** begin EXCERPTED DATA **

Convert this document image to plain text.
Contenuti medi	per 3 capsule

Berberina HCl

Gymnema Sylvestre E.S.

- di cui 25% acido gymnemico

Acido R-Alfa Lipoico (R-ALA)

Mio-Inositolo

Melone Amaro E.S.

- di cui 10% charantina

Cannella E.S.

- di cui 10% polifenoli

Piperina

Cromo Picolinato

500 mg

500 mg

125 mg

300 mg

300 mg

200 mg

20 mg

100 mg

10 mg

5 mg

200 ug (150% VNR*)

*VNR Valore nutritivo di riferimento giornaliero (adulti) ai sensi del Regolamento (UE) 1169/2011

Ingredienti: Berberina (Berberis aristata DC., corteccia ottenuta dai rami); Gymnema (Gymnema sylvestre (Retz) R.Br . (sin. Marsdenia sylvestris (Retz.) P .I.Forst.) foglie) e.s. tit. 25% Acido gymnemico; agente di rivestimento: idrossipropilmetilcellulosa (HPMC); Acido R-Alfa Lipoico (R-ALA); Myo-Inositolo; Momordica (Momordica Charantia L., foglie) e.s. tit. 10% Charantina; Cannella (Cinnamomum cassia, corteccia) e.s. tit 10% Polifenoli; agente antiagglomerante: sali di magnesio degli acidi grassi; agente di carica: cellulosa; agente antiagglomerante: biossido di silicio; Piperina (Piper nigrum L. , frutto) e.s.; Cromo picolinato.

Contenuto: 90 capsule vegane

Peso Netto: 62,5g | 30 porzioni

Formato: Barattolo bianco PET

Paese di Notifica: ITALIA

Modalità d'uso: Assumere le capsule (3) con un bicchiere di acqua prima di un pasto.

** end EXCERPTED DATA **

**REQUEST:**
Extract the complete set of records unchanged.

**THE OUTPUT:**
Convert this document image to plain text.
Contenuti medi	per 3 capsule

Berberina HCl

Gymnema Sylvestre E.S.

- di cui 25% acido gymnemico

Acido R-Alfa Lipoico (R-ALA)

Mio-Inositolo

Melone Amaro E.S.

- di cui 10% charantina

Cannella E.S.

- di cui 10% polifenoli

Piperina

Cromo Picolinato

500 mg

500 mg

125 mg

300 mg

300 mg

200 mg

20 mg

100 mg

10 mg

5 mg

200 ug (150% VNR*)

*VNR Valore nutritivo di riferimento giornaliero (adulti) ai sensi del Regolamento (UE) 1169/2011

Ingredienti: Berberina (Berberis aristata DC., corteccia ottenuta dai rami); Gymnema (Gymnema sylvestre (Retz) R.Br . (sin. Marsdenia sylvestris (Retz.) P .I.Forst.) foglie) e.s. tit. 25% Acido gymnemico; agente di rivestimento: idrossipropilmetilcellulosa (HPMC); Acido R-Alfa Lipoico (R-ALA); Myo-Inositolo; Momordica (Momordica Charantia L., foglie) e.s. tit. 10% Charantina; Cannella (Cinnamomum cassia, corteccia) e.s. tit 10% Polifenoli; agente antiagglomerante: sali di magnesio degli acidi grassi; agente di carica: cellulosa; agente antiagglomerante: biossido di silicio; Piperina (Piper nigrum L. , frutto) e.s.; Cromo picolinato.

Contenuto: 90 capsule vegane

Peso Netto: 62,5g | 30 porzioni

Formato: Barattolo bianco PET

Paese di Notifica: ITALIA

Modalità d'uso: Assumere le capsule (3) con un bicchiere di acqua prima di un pasto.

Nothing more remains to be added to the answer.